((

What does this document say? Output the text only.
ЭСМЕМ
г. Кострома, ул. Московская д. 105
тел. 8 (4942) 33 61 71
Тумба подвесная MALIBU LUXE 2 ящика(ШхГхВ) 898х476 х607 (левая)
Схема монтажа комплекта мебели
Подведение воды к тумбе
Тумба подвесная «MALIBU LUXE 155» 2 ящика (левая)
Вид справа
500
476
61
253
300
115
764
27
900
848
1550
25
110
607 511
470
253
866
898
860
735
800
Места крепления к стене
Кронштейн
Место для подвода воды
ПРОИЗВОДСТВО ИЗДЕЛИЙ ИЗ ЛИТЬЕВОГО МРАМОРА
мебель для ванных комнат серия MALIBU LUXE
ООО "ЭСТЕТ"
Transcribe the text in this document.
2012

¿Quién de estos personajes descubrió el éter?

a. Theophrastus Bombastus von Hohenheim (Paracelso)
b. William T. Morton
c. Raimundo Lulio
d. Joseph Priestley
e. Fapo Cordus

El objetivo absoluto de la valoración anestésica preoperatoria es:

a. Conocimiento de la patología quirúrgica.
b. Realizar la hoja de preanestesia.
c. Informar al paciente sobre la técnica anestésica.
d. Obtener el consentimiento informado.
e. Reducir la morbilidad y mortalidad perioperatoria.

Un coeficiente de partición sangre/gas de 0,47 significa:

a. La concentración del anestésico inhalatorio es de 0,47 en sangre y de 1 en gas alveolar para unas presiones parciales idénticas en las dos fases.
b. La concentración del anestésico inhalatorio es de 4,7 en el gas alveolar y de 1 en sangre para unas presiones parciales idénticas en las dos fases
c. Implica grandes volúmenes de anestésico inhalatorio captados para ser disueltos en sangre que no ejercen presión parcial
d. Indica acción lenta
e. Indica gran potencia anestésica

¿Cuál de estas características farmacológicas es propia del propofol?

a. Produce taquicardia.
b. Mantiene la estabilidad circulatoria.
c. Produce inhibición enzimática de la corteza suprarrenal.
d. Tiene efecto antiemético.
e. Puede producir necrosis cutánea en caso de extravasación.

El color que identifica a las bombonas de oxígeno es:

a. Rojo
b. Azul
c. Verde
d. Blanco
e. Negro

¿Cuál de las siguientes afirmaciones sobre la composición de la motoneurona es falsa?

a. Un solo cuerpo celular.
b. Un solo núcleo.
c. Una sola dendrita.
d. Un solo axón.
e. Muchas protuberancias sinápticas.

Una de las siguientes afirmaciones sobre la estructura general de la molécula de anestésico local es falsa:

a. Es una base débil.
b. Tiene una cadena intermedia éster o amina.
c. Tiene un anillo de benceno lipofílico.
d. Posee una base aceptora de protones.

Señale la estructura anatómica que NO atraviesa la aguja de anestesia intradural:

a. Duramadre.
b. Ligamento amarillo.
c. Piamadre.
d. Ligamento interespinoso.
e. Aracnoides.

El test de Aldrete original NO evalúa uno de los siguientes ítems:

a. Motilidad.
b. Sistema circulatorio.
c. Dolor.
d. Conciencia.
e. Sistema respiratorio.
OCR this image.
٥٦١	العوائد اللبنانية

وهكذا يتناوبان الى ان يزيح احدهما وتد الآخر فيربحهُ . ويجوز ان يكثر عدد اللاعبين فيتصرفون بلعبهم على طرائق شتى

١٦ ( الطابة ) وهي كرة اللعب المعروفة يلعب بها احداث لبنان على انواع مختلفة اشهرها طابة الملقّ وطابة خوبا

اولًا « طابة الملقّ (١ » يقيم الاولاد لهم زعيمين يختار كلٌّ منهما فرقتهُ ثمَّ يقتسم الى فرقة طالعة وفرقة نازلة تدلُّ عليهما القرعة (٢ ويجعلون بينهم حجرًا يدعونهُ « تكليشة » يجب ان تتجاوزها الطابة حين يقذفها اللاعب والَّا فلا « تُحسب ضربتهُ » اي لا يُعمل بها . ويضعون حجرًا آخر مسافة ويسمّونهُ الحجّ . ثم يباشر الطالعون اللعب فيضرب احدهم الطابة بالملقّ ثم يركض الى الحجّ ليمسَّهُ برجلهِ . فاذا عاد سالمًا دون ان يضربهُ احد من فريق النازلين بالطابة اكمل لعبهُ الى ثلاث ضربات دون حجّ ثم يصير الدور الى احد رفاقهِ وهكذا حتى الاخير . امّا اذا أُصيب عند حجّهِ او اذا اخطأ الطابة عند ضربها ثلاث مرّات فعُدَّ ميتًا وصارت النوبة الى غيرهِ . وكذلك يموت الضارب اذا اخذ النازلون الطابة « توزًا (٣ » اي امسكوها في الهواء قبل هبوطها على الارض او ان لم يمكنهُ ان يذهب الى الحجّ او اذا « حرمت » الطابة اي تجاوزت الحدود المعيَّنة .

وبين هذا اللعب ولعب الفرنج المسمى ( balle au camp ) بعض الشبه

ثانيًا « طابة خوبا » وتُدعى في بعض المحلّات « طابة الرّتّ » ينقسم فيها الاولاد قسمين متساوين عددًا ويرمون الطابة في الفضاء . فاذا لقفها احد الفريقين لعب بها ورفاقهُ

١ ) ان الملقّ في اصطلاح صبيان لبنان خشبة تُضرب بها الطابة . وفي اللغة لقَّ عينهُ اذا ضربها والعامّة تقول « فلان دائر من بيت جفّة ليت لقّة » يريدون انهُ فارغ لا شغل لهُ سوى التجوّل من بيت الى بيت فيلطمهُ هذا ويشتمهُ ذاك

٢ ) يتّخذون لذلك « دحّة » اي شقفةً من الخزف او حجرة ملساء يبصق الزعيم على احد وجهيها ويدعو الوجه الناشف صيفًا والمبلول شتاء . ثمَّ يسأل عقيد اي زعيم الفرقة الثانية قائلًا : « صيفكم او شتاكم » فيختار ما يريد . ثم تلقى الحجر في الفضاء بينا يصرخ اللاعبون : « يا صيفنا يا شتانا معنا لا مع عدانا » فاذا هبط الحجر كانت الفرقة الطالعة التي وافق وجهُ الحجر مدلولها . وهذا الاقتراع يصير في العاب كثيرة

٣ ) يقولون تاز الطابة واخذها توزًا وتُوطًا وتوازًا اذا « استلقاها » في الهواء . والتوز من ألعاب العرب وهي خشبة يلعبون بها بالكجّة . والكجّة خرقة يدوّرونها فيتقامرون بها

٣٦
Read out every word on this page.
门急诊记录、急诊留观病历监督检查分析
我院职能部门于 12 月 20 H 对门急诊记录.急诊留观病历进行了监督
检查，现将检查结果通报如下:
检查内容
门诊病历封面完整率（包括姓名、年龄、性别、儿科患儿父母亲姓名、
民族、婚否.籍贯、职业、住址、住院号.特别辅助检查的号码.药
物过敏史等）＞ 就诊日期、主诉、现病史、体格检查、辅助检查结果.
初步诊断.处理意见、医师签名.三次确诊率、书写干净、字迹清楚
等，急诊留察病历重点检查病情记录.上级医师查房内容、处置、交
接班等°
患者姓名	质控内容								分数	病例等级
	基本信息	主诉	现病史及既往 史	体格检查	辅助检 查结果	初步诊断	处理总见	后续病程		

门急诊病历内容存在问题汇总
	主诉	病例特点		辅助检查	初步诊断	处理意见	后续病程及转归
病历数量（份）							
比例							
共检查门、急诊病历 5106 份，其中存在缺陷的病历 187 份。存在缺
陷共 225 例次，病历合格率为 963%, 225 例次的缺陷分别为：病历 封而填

))

What is being asked -> Repeat exactly, and only, the lines from the line with "Read out every word on this page." through the end of the listing above, both ends included.

Response to the exercise ->
Read out every word on this page.
门急诊记录、急诊留观病历监督检查分析
我院职能部门于 12 月 20 H 对门急诊记录.急诊留观病历进行了监督
检查，现将检查结果通报如下:
检查内容
门诊病历封面完整率（包括姓名、年龄、性别、儿科患儿父母亲姓名、
民族、婚否.籍贯、职业、住址、住院号.特别辅助检查的号码.药
物过敏史等）＞ 就诊日期、主诉、现病史、体格检查、辅助检查结果.
初步诊断.处理意见、医师签名.三次确诊率、书写干净、字迹清楚
等，急诊留察病历重点检查病情记录.上级医师查房内容、处置、交
接班等°
患者姓名	质控内容								分数	病例等级
	基本信息	主诉	现病史及既往 史	体格检查	辅助检 查结果	初步诊断	处理总见	后续病程		

门急诊病历内容存在问题汇总
	主诉	病例特点		辅助检查	初步诊断	处理意见	后续病程及转归
病历数量（份）							
比例							
共检查门、急诊病历 5106 份，其中存在缺陷的病历 187 份。存在缺
陷共 225 例次，病历合格率为 963%, 225 例次的缺陷分别为：病历 封而填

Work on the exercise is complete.